• **Task statement**
Find and copy lines holding "Variación".

[Figure record extracts]
======

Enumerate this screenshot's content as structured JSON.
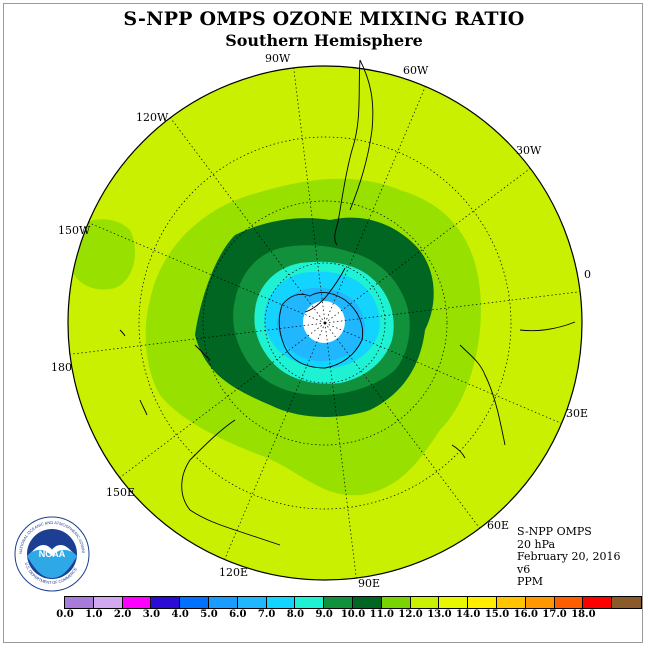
{
  "title": "S-NPP OMPS OZONE MIXING RATIO",
  "subtitle": "Southern Hemisphere",
  "meridian_labels": [
    "90W",
    "60W",
    "30W",
    "0",
    "30E",
    "60E",
    "90E",
    "120E",
    "150E",
    "180",
    "150W",
    "120W"
  ],
  "info": {
    "instrument": "S-NPP OMPS",
    "level": "20 hPa",
    "date": "February 20, 2016",
    "version": "v6",
    "units": "PPM"
  },
  "colorbar": {
    "colors": [
      "#a67bd9",
      "#d2a8f0",
      "#ff00ff",
      "#2b0bd6",
      "#0070ff",
      "#1a9bff",
      "#21b7ff",
      "#13d4ff",
      "#1ef2d2",
      "#11913c",
      "#006622",
      "#7ad401",
      "#c8f000",
      "#e8f700",
      "#ffee00",
      "#ffc400",
      "#ff9800",
      "#ff5e00",
      "#ff0000",
      "#8b5a2b"
    ],
    "tick_labels": [
      "0.0",
      "1.0",
      "2.0",
      "3.0",
      "4.0",
      "5.0",
      "6.0",
      "7.0",
      "8.0",
      "9.0",
      "10.0",
      "11.0",
      "12.0",
      "13.0",
      "14.0",
      "15.0",
      "16.0",
      "17.0",
      "18.0"
    ]
  },
  "logo": {
    "text": "NOAA",
    "ring_text": "NATIONAL OCEANIC AND ATMOSPHERIC ADMINISTRATION",
    "ring_text_bottom": "U.S. DEPARTMENT OF COMMERCE"
  },
  "map_colors": {
    "background_field": "#c8f000",
    "level_11": "#98e000",
    "level_10": "#006622",
    "level_9": "#11913c",
    "level_8": "#1ef2d2",
    "level_7": "#13d4ff",
    "level_6": "#21b7ff",
    "pole_hole": "#ffffff"
  }
}
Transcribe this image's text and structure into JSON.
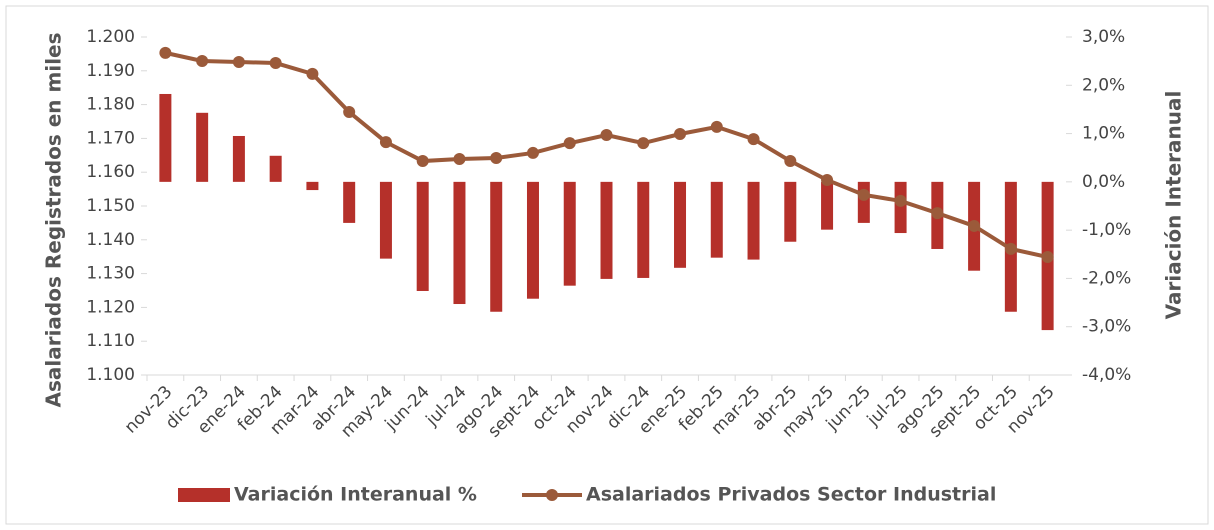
{
  "chart_data": {
    "type": "combo",
    "categories": [
      "nov-23",
      "dic-23",
      "ene-24",
      "feb-24",
      "mar-24",
      "abr-24",
      "may-24",
      "jun-24",
      "jul-24",
      "ago-24",
      "sept-24",
      "oct-24",
      "nov-24",
      "dic-24",
      "ene-25",
      "feb-25",
      "mar-25",
      "abr-25",
      "may-25",
      "jun-25",
      "jul-25",
      "ago-25",
      "sept-25",
      "oct-25",
      "nov-25"
    ],
    "ylabel": "Asalariados Registrados en miles",
    "y2label": "Variación Interanual",
    "ylim": [
      1100,
      1200
    ],
    "yticks": [
      {
        "value": 1100,
        "label": "1.100"
      },
      {
        "value": 1110,
        "label": "1.110"
      },
      {
        "value": 1120,
        "label": "1.120"
      },
      {
        "value": 1130,
        "label": "1.130"
      },
      {
        "value": 1140,
        "label": "1.140"
      },
      {
        "value": 1150,
        "label": "1.150"
      },
      {
        "value": 1160,
        "label": "1.160"
      },
      {
        "value": 1170,
        "label": "1.170"
      },
      {
        "value": 1180,
        "label": "1.180"
      },
      {
        "value": 1190,
        "label": "1.190"
      },
      {
        "value": 1200,
        "label": "1.200"
      }
    ],
    "y2lim": [
      -4,
      3
    ],
    "y2ticks": [
      {
        "value": -4,
        "label": "-4,0%"
      },
      {
        "value": -3,
        "label": "-3,0%"
      },
      {
        "value": -2,
        "label": "-2,0%"
      },
      {
        "value": -1,
        "label": "-1,0%"
      },
      {
        "value": 0,
        "label": "0,0%"
      },
      {
        "value": 1,
        "label": "1,0%"
      },
      {
        "value": 2,
        "label": "2,0%"
      },
      {
        "value": 3,
        "label": "3,0%"
      }
    ],
    "grid": false,
    "legend": "bottom",
    "series": [
      {
        "name": "Variación Interanual %",
        "type": "bar",
        "axis": "y2",
        "color": "#b5302a",
        "values": [
          1.82,
          1.43,
          0.95,
          0.54,
          -0.17,
          -0.85,
          -1.59,
          -2.26,
          -2.53,
          -2.69,
          -2.42,
          -2.15,
          -2.01,
          -1.99,
          -1.78,
          -1.57,
          -1.61,
          -1.24,
          -0.99,
          -0.85,
          -1.06,
          -1.39,
          -1.84,
          -2.69,
          -3.07
        ]
      },
      {
        "name": "Asalariados Privados Sector Industrial",
        "type": "line",
        "axis": "y",
        "color": "#9b5a3a",
        "values": [
          1195.3,
          1192.9,
          1192.6,
          1192.3,
          1189.1,
          1177.8,
          1168.9,
          1163.3,
          1163.9,
          1164.2,
          1165.7,
          1168.6,
          1171.0,
          1168.6,
          1171.3,
          1173.4,
          1169.8,
          1163.3,
          1157.7,
          1153.3,
          1151.5,
          1147.9,
          1144.1,
          1137.3,
          1134.9
        ]
      }
    ]
  }
}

======

• **Reply**
    "y2label": "Variación Interanual",
        "name": "Variación Interanual %",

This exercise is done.